Dataset records
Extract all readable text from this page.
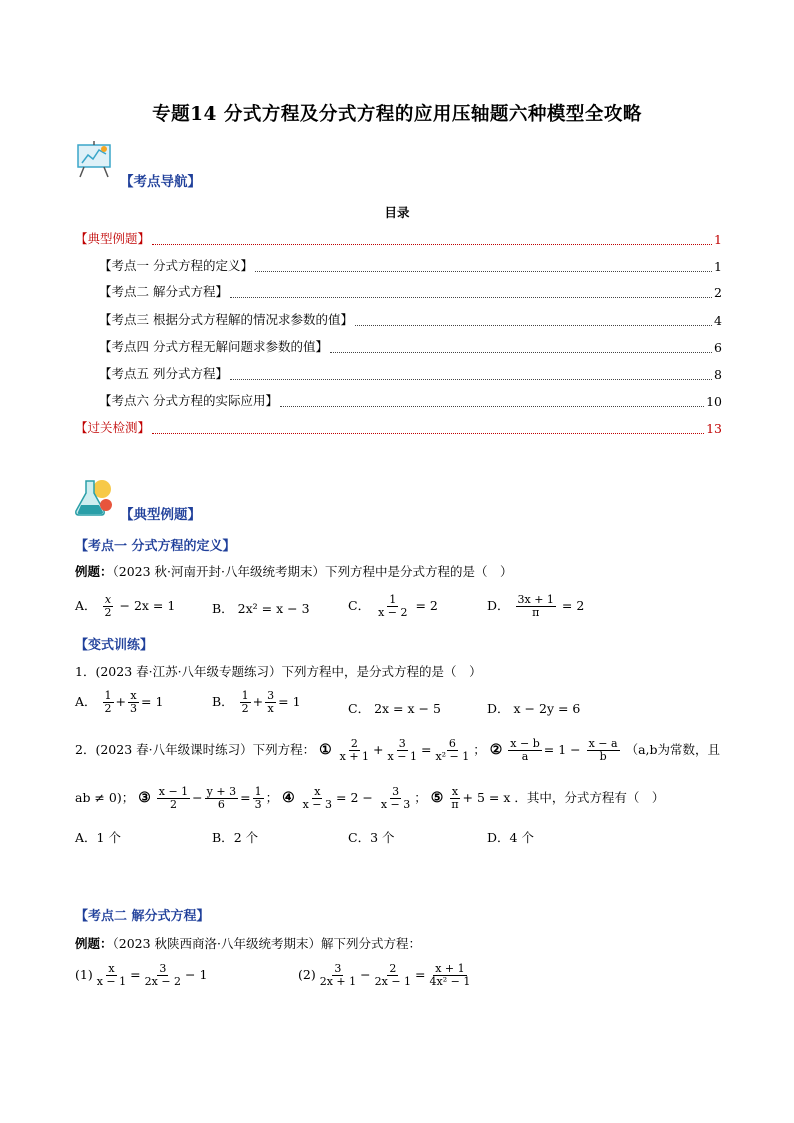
专题14 分式方程及分式方程的应用压轴题六种模型全攻略
【考点导航】
目录
【典型例题】	1
【考点一 分式方程的定义】	1
【考点二 解分式方程】	2
【考点三 根据分式方程解的情况求参数的值】	4
【考点四 分式方程无解问题求参数的值】	6
【考点五 列分式方程】	8
【考点六 分式方程的实际应用】	10
【过关检测】	13
【典型例题】
【考点一 分式方程的定义】
例题：（2023 秋·河南开封·八年级统考期末）下列方程中是分式方程的是（　）
A． $\frac{x}{2} - 2x = 1$	B． 2x² = x − 3	C． $\frac{1}{x - 2} = 2$	D． $\frac{3x + 1}{\pi} = 2$
【变式训练】
1．(2023 春·江苏·八年级专题练习）下列方程中，是分式方程的是（　）
A． $\frac{1}{2} + \frac{x}{3} = 1$	B． $\frac{1}{2} + \frac{3}{x} = 1$	C． 2x = x − 5	D． x − 2y = 6
2．(2023 春·八年级课时练习）下列方程： ① $\frac{2}{x + 1} + \frac{3}{x - 1} = \frac{6}{\text{x² − 1}}$ ； ② $\frac{x - b}{a} = 1 - \frac{x - a}{b} (a,b$为常数，且
ab ≠ 0)； ③ $\frac{x - 1}{2} - \frac{y + 3}{6} = \frac{1}{3}$ ； ④ $\frac{x}{x - 3} = 2 - \frac{3}{x - 3}$ ； ⑤ $\frac{x}{\pi} + 5 = x$ ．其中，分式方程有（　）
A．1 个	B．2 个	C．3 个	D．4 个
【考点二 解分式方程】
例题：（2023 秋陕西商洛·八年级统考期末）解下列分式方程：
$(1) \frac{x}{x - 1} = \frac{3}{2x - 2} - 1$	$(2) \frac{3}{2x + 1} - \frac{2}{2x - 1} = \frac{x + 1}{\text{4x² − 1}}$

Written task — Set each line of the records down exactly, leaving every picture out.

Result below —
Extract all readable text from this page.
专题14 分式方程及分式方程的应用压轴题六种模型全攻略
【考点导航】
目录
【典型例题】	1
【考点一 分式方程的定义】	1
【考点二 解分式方程】	2
【考点三 根据分式方程解的情况求参数的值】	4
【考点四 分式方程无解问题求参数的值】	6
【考点五 列分式方程】	8
【考点六 分式方程的实际应用】	10
【过关检测】	13
【典型例题】
【考点一 分式方程的定义】
例题：（2023 秋·河南开封·八年级统考期末）下列方程中是分式方程的是（　）
A． $\frac{x}{2} - 2x = 1$	B． 2x² = x − 3	C． $\frac{1}{x - 2} = 2$	D． $\frac{3x + 1}{\pi} = 2$
【变式训练】
1．(2023 春·江苏·八年级专题练习）下列方程中，是分式方程的是（　）
A． $\frac{1}{2} + \frac{x}{3} = 1$	B． $\frac{1}{2} + \frac{3}{x} = 1$	C． 2x = x − 5	D． x − 2y = 6
2．(2023 春·八年级课时练习）下列方程： ① $\frac{2}{x + 1} + \frac{3}{x - 1} = \frac{6}{\text{x² − 1}}$ ； ② $\frac{x - b}{a} = 1 - \frac{x - a}{b} (a,b$为常数，且
ab ≠ 0)； ③ $\frac{x - 1}{2} - \frac{y + 3}{6} = \frac{1}{3}$ ； ④ $\frac{x}{x - 3} = 2 - \frac{3}{x - 3}$ ； ⑤ $\frac{x}{\pi} + 5 = x$ ．其中，分式方程有（　）
A．1 个	B．2 个	C．3 个	D．4 个
【考点二 解分式方程】
例题：（2023 秋陕西商洛·八年级统考期末）解下列分式方程：
$(1) \frac{x}{x - 1} = \frac{3}{2x - 2} - 1$	$(2) \frac{3}{2x + 1} - \frac{2}{2x - 1} = \frac{x + 1}{\text{4x² − 1}}$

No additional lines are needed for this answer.